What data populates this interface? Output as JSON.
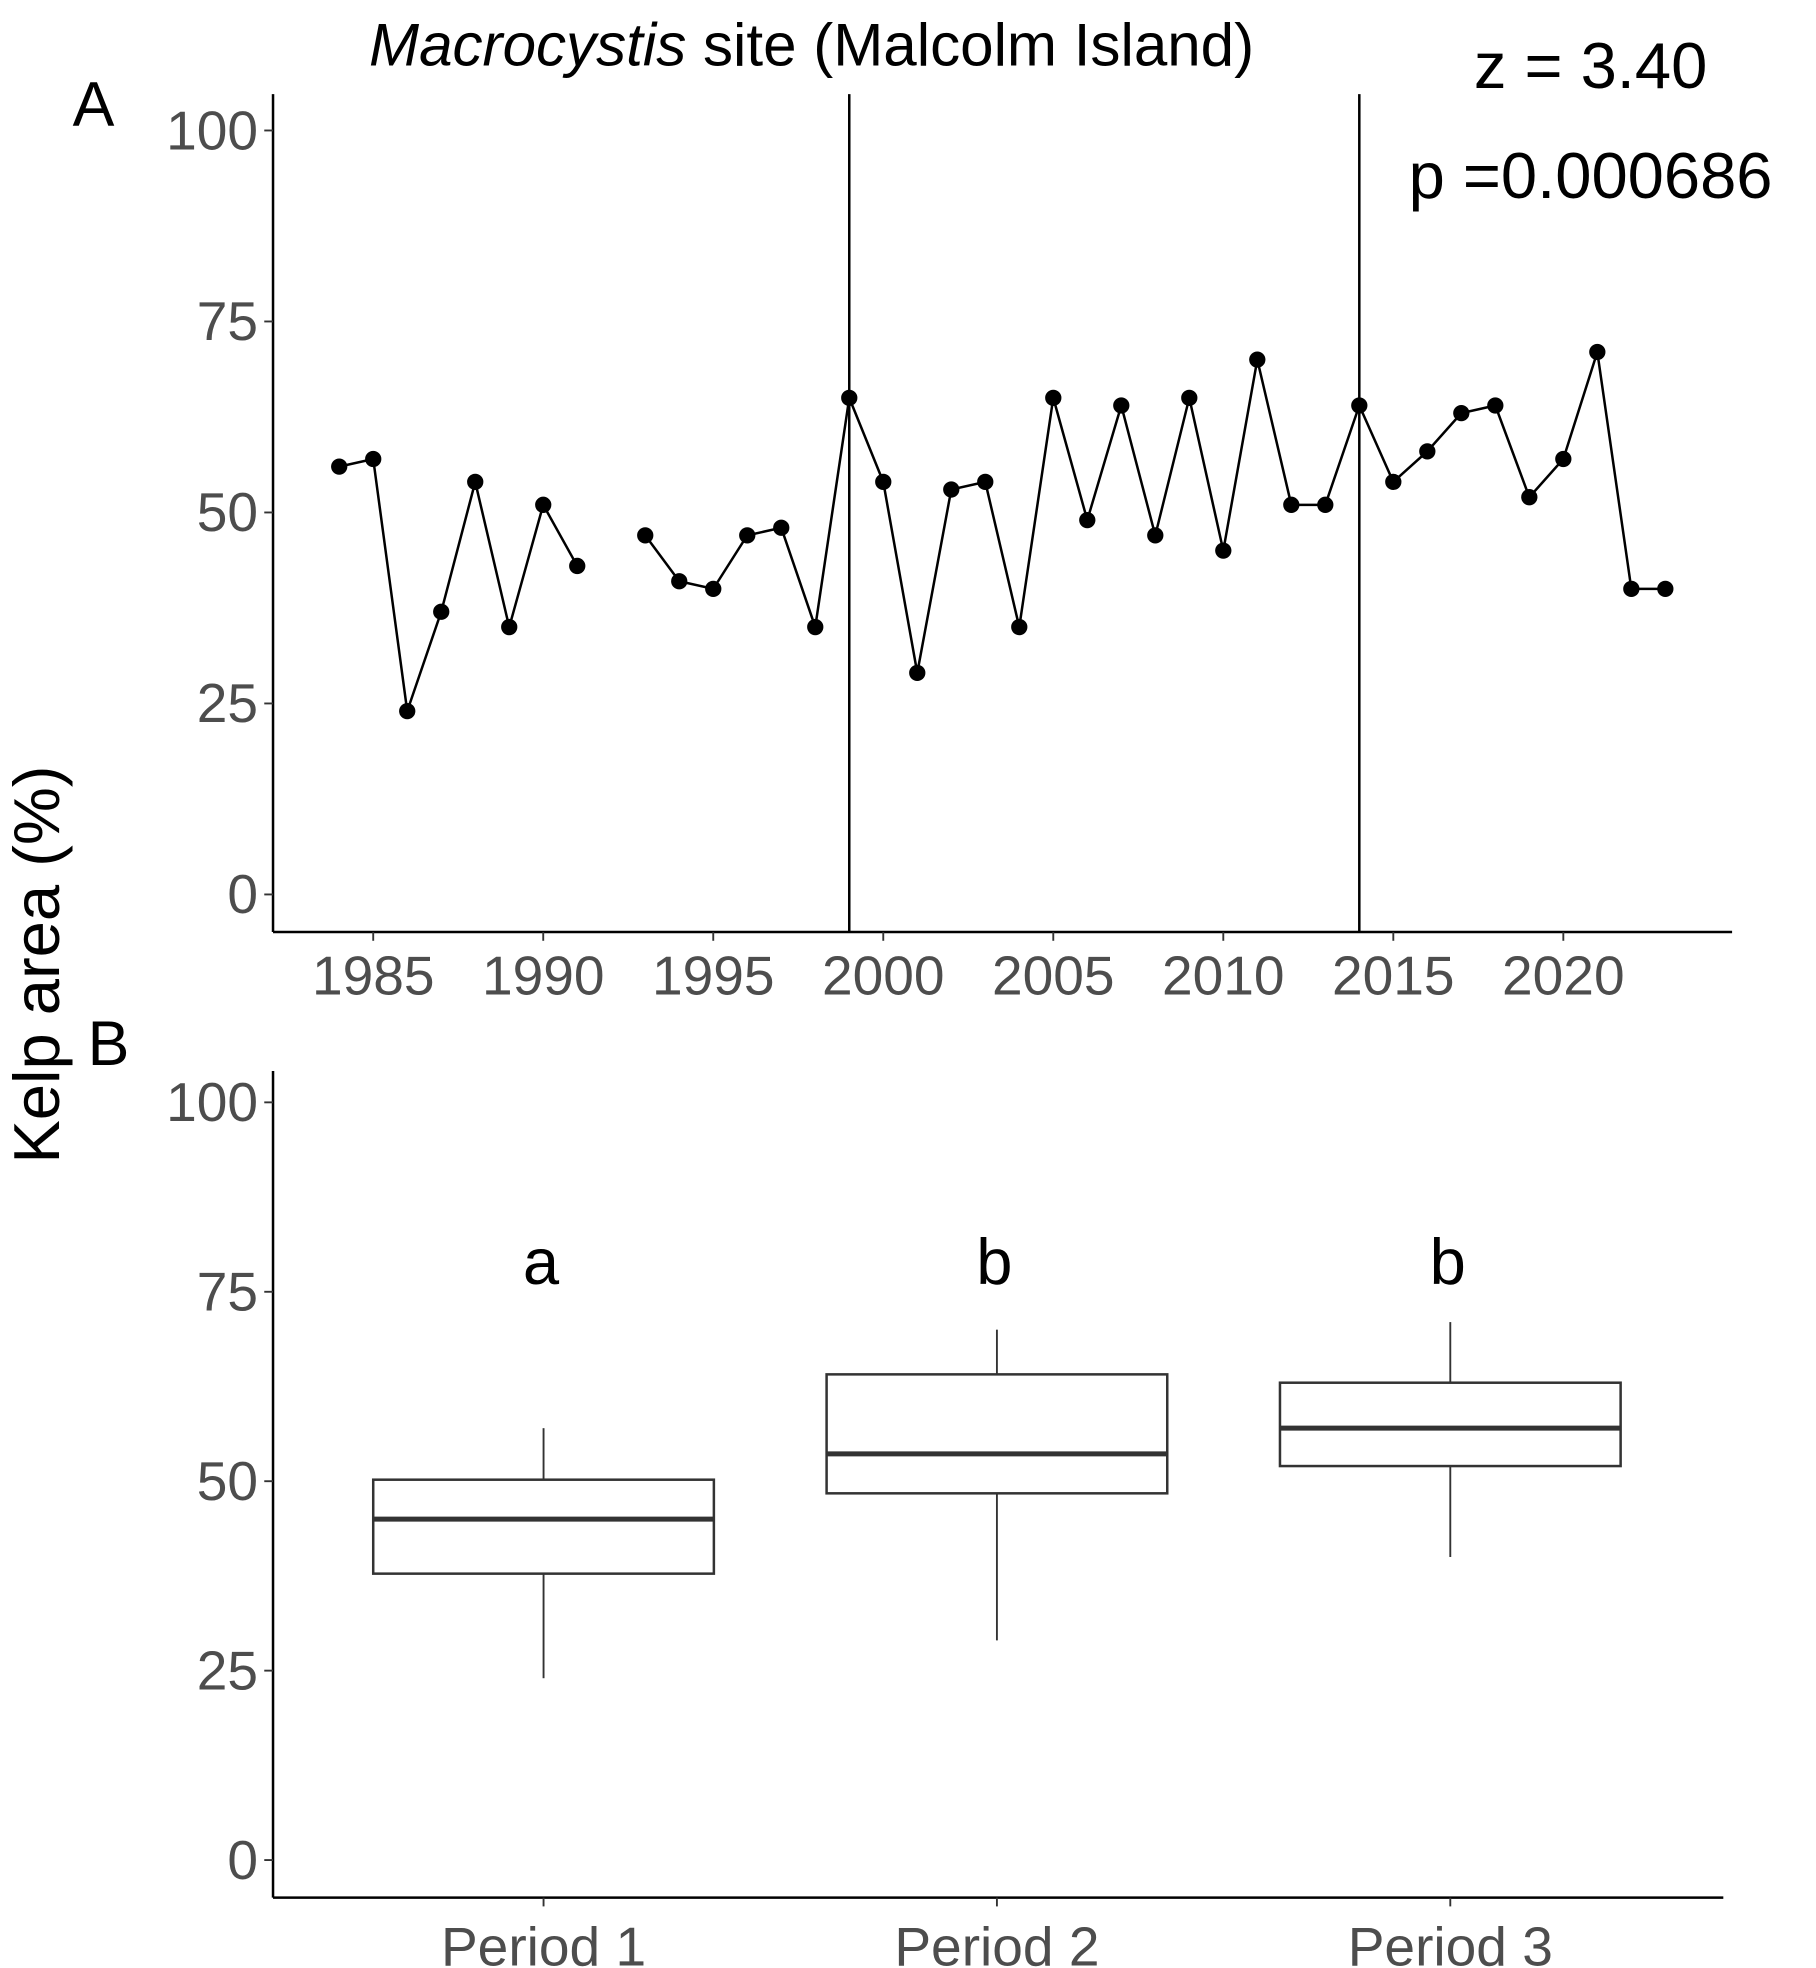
{
  "title": {
    "italic": "Macrocystis",
    "rest": " site (Malcolm Island)"
  },
  "y_axis_label": "Kelp area (%)",
  "panel_labels": {
    "top": "A",
    "bottom": "B"
  },
  "stats": {
    "z": "z = 3.40",
    "p": "p =0.000686"
  },
  "colors": {
    "line": "#000000",
    "point": "#000000",
    "box": "#333333",
    "axis": "#000000",
    "tick_text": "#4d4d4d"
  },
  "chart_data": [
    {
      "type": "line",
      "panel": "A",
      "title": "Macrocystis site (Malcolm Island)",
      "xlabel": "",
      "ylabel": "Kelp area (%)",
      "ylim": [
        0,
        100
      ],
      "yticks": [
        0,
        25,
        50,
        75,
        100
      ],
      "xticks": [
        1985,
        1990,
        1995,
        2000,
        2005,
        2010,
        2015,
        2020
      ],
      "grid": false,
      "vlines": [
        1999,
        2014
      ],
      "annotations": [
        "z = 3.40",
        "p =0.000686"
      ],
      "x": [
        1984,
        1985,
        1986,
        1987,
        1988,
        1989,
        1990,
        1991,
        1992,
        1993,
        1994,
        1995,
        1996,
        1997,
        1998,
        1999,
        2000,
        2001,
        2002,
        2003,
        2004,
        2005,
        2006,
        2007,
        2008,
        2009,
        2010,
        2011,
        2012,
        2013,
        2014,
        2015,
        2016,
        2017,
        2018,
        2019,
        2020,
        2021,
        2022,
        2023
      ],
      "values": [
        56,
        57,
        24,
        37,
        54,
        35,
        51,
        43,
        null,
        47,
        41,
        40,
        47,
        48,
        35,
        65,
        54,
        29,
        53,
        54,
        35,
        65,
        49,
        64,
        47,
        65,
        45,
        70,
        51,
        51,
        64,
        54,
        58,
        63,
        64,
        52,
        57,
        71,
        40,
        40
      ]
    },
    {
      "type": "box",
      "panel": "B",
      "ylabel": "Kelp area (%)",
      "ylim": [
        0,
        100
      ],
      "yticks": [
        0,
        25,
        50,
        75,
        100
      ],
      "grid": false,
      "categories": [
        "Period 1",
        "Period 2",
        "Period 3"
      ],
      "boxes": [
        {
          "label": "Period 1",
          "whisker_low": 24,
          "q1": 37.8,
          "median": 45,
          "q3": 50.2,
          "whisker_high": 57,
          "group": "a"
        },
        {
          "label": "Period 2",
          "whisker_low": 29,
          "q1": 48.4,
          "median": 53.6,
          "q3": 64.1,
          "whisker_high": 70,
          "group": "b"
        },
        {
          "label": "Period 3",
          "whisker_low": 40,
          "q1": 52,
          "median": 57,
          "q3": 63,
          "whisker_high": 71,
          "group": "b"
        }
      ]
    }
  ]
}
┄┄┄┄┄┄┄┄┄┄┄┄┄┄┄┄┄┄┄┄
**JOB:** Copy all the lines of data exactly as they appear, dropping any images.

**PROBLEM SOLUTION:**
What data populates this interface? Output as JSON.
{
  "title": {
    "italic": "Macrocystis",
    "rest": " site (Malcolm Island)"
  },
  "y_axis_label": "Kelp area (%)",
  "panel_labels": {
    "top": "A",
    "bottom": "B"
  },
  "stats": {
    "z": "z = 3.40",
    "p": "p =0.000686"
  },
  "colors": {
    "line": "#000000",
    "point": "#000000",
    "box": "#333333",
    "axis": "#000000",
    "tick_text": "#4d4d4d"
  },
  "chart_data": [
    {
      "type": "line",
      "panel": "A",
      "title": "Macrocystis site (Malcolm Island)",
      "xlabel": "",
      "ylabel": "Kelp area (%)",
      "ylim": [
        0,
        100
      ],
      "yticks": [
        0,
        25,
        50,
        75,
        100
      ],
      "xticks": [
        1985,
        1990,
        1995,
        2000,
        2005,
        2010,
        2015,
        2020
      ],
      "grid": false,
      "vlines": [
        1999,
        2014
      ],
      "annotations": [
        "z = 3.40",
        "p =0.000686"
      ],
      "x": [
        1984,
        1985,
        1986,
        1987,
        1988,
        1989,
        1990,
        1991,
        1992,
        1993,
        1994,
        1995,
        1996,
        1997,
        1998,
        1999,
        2000,
        2001,
        2002,
        2003,
        2004,
        2005,
        2006,
        2007,
        2008,
        2009,
        2010,
        2011,
        2012,
        2013,
        2014,
        2015,
        2016,
        2017,
        2018,
        2019,
        2020,
        2021,
        2022,
        2023
      ],
      "values": [
        56,
        57,
        24,
        37,
        54,
        35,
        51,
        43,
        null,
        47,
        41,
        40,
        47,
        48,
        35,
        65,
        54,
        29,
        53,
        54,
        35,
        65,
        49,
        64,
        47,
        65,
        45,
        70,
        51,
        51,
        64,
        54,
        58,
        63,
        64,
        52,
        57,
        71,
        40,
        40
      ]
    },
    {
      "type": "box",
      "panel": "B",
      "ylabel": "Kelp area (%)",
      "ylim": [
        0,
        100
      ],
      "yticks": [
        0,
        25,
        50,
        75,
        100
      ],
      "grid": false,
      "categories": [
        "Period 1",
        "Period 2",
        "Period 3"
      ],
      "boxes": [
        {
          "label": "Period 1",
          "whisker_low": 24,
          "q1": 37.8,
          "median": 45,
          "q3": 50.2,
          "whisker_high": 57,
          "group": "a"
        },
        {
          "label": "Period 2",
          "whisker_low": 29,
          "q1": 48.4,
          "median": 53.6,
          "q3": 64.1,
          "whisker_high": 70,
          "group": "b"
        },
        {
          "label": "Period 3",
          "whisker_low": 40,
          "q1": 52,
          "median": 57,
          "q3": 63,
          "whisker_high": 71,
          "group": "b"
        }
      ]
    }
  ]
}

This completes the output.